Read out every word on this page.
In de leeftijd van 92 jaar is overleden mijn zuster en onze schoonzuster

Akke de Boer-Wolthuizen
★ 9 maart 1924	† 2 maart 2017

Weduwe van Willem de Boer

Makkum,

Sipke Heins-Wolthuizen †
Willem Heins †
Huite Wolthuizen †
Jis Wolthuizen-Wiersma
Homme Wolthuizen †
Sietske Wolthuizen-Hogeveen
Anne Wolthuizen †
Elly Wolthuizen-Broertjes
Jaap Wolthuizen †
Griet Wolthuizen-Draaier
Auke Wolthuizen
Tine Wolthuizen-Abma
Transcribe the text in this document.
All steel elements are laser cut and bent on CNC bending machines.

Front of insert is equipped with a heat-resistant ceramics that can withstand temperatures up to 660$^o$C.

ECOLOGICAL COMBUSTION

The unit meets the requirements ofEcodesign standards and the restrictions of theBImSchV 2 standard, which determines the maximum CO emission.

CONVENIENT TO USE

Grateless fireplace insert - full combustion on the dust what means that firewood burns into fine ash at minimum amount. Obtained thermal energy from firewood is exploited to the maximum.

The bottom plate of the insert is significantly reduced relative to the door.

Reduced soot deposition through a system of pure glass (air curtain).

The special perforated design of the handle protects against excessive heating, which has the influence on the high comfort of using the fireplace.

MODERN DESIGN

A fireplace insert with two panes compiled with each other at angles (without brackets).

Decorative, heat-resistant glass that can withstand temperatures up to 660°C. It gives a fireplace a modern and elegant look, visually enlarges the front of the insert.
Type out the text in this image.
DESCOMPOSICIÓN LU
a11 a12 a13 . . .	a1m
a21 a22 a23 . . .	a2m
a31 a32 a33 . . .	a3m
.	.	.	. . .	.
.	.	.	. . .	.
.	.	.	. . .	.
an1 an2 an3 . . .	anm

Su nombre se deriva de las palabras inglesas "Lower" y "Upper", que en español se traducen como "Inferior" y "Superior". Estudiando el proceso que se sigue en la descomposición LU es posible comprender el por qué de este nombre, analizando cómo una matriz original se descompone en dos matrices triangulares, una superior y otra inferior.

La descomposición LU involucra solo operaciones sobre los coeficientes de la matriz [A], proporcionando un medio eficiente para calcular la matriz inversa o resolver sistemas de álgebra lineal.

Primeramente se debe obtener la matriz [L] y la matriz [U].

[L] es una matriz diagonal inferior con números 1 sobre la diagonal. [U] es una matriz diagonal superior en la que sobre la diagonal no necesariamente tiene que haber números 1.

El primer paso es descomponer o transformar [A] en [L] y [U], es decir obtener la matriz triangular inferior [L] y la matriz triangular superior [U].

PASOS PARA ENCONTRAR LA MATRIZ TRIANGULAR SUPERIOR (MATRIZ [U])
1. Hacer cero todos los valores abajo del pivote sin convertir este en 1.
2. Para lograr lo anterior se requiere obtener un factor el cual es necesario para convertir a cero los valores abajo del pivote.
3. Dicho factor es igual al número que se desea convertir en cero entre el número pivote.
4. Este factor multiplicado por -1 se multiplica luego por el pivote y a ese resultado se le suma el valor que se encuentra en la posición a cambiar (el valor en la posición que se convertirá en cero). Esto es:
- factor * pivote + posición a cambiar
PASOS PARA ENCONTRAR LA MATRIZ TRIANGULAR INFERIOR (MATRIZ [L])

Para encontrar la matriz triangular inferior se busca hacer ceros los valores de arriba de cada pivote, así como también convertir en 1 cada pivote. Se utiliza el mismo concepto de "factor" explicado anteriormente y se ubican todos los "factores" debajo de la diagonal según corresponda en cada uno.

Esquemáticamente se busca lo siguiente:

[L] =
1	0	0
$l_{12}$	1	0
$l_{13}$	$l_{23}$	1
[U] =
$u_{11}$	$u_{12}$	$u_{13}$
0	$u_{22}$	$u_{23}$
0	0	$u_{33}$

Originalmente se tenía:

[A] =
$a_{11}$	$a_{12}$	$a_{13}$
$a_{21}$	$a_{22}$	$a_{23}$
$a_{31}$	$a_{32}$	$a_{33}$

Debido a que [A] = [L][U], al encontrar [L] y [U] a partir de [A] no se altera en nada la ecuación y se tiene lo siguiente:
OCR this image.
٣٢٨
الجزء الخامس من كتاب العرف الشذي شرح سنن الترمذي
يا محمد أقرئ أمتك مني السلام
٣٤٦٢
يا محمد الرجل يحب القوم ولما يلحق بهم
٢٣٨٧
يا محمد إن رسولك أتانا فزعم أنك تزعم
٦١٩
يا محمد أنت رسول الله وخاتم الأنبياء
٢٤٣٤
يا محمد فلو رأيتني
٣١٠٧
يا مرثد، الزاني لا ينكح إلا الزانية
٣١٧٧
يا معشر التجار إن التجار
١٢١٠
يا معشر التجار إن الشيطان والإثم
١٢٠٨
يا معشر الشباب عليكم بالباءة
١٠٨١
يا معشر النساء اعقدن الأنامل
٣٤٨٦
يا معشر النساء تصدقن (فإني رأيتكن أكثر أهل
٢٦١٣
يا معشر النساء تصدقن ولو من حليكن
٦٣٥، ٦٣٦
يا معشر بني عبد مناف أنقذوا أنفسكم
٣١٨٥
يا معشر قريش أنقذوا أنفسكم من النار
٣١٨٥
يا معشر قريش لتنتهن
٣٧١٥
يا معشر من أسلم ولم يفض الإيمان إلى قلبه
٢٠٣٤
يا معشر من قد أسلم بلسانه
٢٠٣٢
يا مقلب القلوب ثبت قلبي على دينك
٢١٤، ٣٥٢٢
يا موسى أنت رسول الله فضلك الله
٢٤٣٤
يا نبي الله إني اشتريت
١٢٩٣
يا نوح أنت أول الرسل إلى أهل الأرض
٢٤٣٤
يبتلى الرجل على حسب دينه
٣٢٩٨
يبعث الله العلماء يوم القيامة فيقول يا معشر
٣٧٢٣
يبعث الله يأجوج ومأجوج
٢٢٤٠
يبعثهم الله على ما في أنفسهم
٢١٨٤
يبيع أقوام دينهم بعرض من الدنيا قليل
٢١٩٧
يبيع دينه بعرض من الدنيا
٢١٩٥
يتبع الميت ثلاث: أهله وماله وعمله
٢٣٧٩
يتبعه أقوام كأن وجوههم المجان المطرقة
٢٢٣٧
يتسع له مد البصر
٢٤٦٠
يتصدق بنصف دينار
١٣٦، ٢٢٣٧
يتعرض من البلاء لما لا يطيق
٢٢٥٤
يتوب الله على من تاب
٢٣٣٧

○ ○ ○ ○ ○ ○ ○

Aim »
Go through the listing and copy all of it exactly.

The output »
Read out every word on this page.
In de leeftijd van 92 jaar is overleden mijn zuster en onze schoonzuster

Akke de Boer-Wolthuizen
★ 9 maart 1924	† 2 maart 2017

Weduwe van Willem de Boer

Makkum,

Sipke Heins-Wolthuizen †
Willem Heins †
Huite Wolthuizen †
Jis Wolthuizen-Wiersma
Homme Wolthuizen †
Sietske Wolthuizen-Hogeveen
Anne Wolthuizen †
Elly Wolthuizen-Broertjes
Jaap Wolthuizen †
Griet Wolthuizen-Draaier
Auke Wolthuizen
Tine Wolthuizen-Abma
Transcribe the text in this document.
All steel elements are laser cut and bent on CNC bending machines.

Front of insert is equipped with a heat-resistant ceramics that can withstand temperatures up to 660$^o$C.

ECOLOGICAL COMBUSTION

The unit meets the requirements ofEcodesign standards and the restrictions of theBImSchV 2 standard, which determines the maximum CO emission.

CONVENIENT TO USE

Grateless fireplace insert - full combustion on the dust what means that firewood burns into fine ash at minimum amount. Obtained thermal energy from firewood is exploited to the maximum.

The bottom plate of the insert is significantly reduced relative to the door.

Reduced soot deposition through a system of pure glass (air curtain).

The special perforated design of the handle protects against excessive heating, which has the influence on the high comfort of using the fireplace.

MODERN DESIGN

A fireplace insert with two panes compiled with each other at angles (without brackets).

Decorative, heat-resistant glass that can withstand temperatures up to 660°C. It gives a fireplace a modern and elegant look, visually enlarges the front of the insert.
Type out the text in this image.
DESCOMPOSICIÓN LU
a11 a12 a13 . . .	a1m
a21 a22 a23 . . .	a2m
a31 a32 a33 . . .	a3m
.	.	.	. . .	.
.	.	.	. . .	.
.	.	.	. . .	.
an1 an2 an3 . . .	anm

Su nombre se deriva de las palabras inglesas "Lower" y "Upper", que en español se traducen como "Inferior" y "Superior". Estudiando el proceso que se sigue en la descomposición LU es posible comprender el por qué de este nombre, analizando cómo una matriz original se descompone en dos matrices triangulares, una superior y otra inferior.

La descomposición LU involucra solo operaciones sobre los coeficientes de la matriz [A], proporcionando un medio eficiente para calcular la matriz inversa o resolver sistemas de álgebra lineal.

Primeramente se debe obtener la matriz [L] y la matriz [U].

[L] es una matriz diagonal inferior con números 1 sobre la diagonal. [U] es una matriz diagonal superior en la que sobre la diagonal no necesariamente tiene que haber números 1.

El primer paso es descomponer o transformar [A] en [L] y [U], es decir obtener la matriz triangular inferior [L] y la matriz triangular superior [U].

PASOS PARA ENCONTRAR LA MATRIZ TRIANGULAR SUPERIOR (MATRIZ [U])
1. Hacer cero todos los valores abajo del pivote sin convertir este en 1.
2. Para lograr lo anterior se requiere obtener un factor el cual es necesario para convertir a cero los valores abajo del pivote.
3. Dicho factor es igual al número que se desea convertir en cero entre el número pivote.
4. Este factor multiplicado por -1 se multiplica luego por el pivote y a ese resultado se le suma el valor que se encuentra en la posición a cambiar (el valor en la posición que se convertirá en cero). Esto es:
- factor * pivote + posición a cambiar
PASOS PARA ENCONTRAR LA MATRIZ TRIANGULAR INFERIOR (MATRIZ [L])

Para encontrar la matriz triangular inferior se busca hacer ceros los valores de arriba de cada pivote, así como también convertir en 1 cada pivote. Se utiliza el mismo concepto de "factor" explicado anteriormente y se ubican todos los "factores" debajo de la diagonal según corresponda en cada uno.

Esquemáticamente se busca lo siguiente:

[L] =
1	0	0
$l_{12}$	1	0
$l_{13}$	$l_{23}$	1
[U] =
$u_{11}$	$u_{12}$	$u_{13}$
0	$u_{22}$	$u_{23}$
0	0	$u_{33}$

Originalmente se tenía:

[A] =
$a_{11}$	$a_{12}$	$a_{13}$
$a_{21}$	$a_{22}$	$a_{23}$
$a_{31}$	$a_{32}$	$a_{33}$

Debido a que [A] = [L][U], al encontrar [L] y [U] a partir de [A] no se altera en nada la ecuación y se tiene lo siguiente:
OCR this image.
٣٢٨
الجزء الخامس من كتاب العرف الشذي شرح سنن الترمذي
يا محمد أقرئ أمتك مني السلام
٣٤٦٢
يا محمد الرجل يحب القوم ولما يلحق بهم
٢٣٨٧
يا محمد إن رسولك أتانا فزعم أنك تزعم
٦١٩
يا محمد أنت رسول الله وخاتم الأنبياء
٢٤٣٤
يا محمد فلو رأيتني
٣١٠٧
يا مرثد، الزاني لا ينكح إلا الزانية
٣١٧٧
يا معشر التجار إن التجار
١٢١٠
يا معشر التجار إن الشيطان والإثم
١٢٠٨
يا معشر الشباب عليكم بالباءة
١٠٨١
يا معشر النساء اعقدن الأنامل
٣٤٨٦
يا معشر النساء تصدقن (فإني رأيتكن أكثر أهل
٢٦١٣
يا معشر النساء تصدقن ولو من حليكن
٦٣٥، ٦٣٦
يا معشر بني عبد مناف أنقذوا أنفسكم
٣١٨٥
يا معشر قريش أنقذوا أنفسكم من النار
٣١٨٥
يا معشر قريش لتنتهن
٣٧١٥
يا معشر من أسلم ولم يفض الإيمان إلى قلبه
٢٠٣٤
يا معشر من قد أسلم بلسانه
٢٠٣٢
يا مقلب القلوب ثبت قلبي على دينك
٢١٤، ٣٥٢٢
يا موسى أنت رسول الله فضلك الله
٢٤٣٤
يا نبي الله إني اشتريت
١٢٩٣
يا نوح أنت أول الرسل إلى أهل الأرض
٢٤٣٤
يبتلى الرجل على حسب دينه
٣٢٩٨
يبعث الله العلماء يوم القيامة فيقول يا معشر
٣٧٢٣
يبعث الله يأجوج ومأجوج
٢٢٤٠
يبعثهم الله على ما في أنفسهم
٢١٨٤
يبيع أقوام دينهم بعرض من الدنيا قليل
٢١٩٧
يبيع دينه بعرض من الدنيا
٢١٩٥
يتبع الميت ثلاث: أهله وماله وعمله
٢٣٧٩
يتبعه أقوام كأن وجوههم المجان المطرقة
٢٢٣٧
يتسع له مد البصر
٢٤٦٠
يتصدق بنصف دينار
١٣٦، ٢٢٣٧
يتعرض من البلاء لما لا يطيق
٢٢٥٤
يتوب الله على من تاب
٢٣٣٧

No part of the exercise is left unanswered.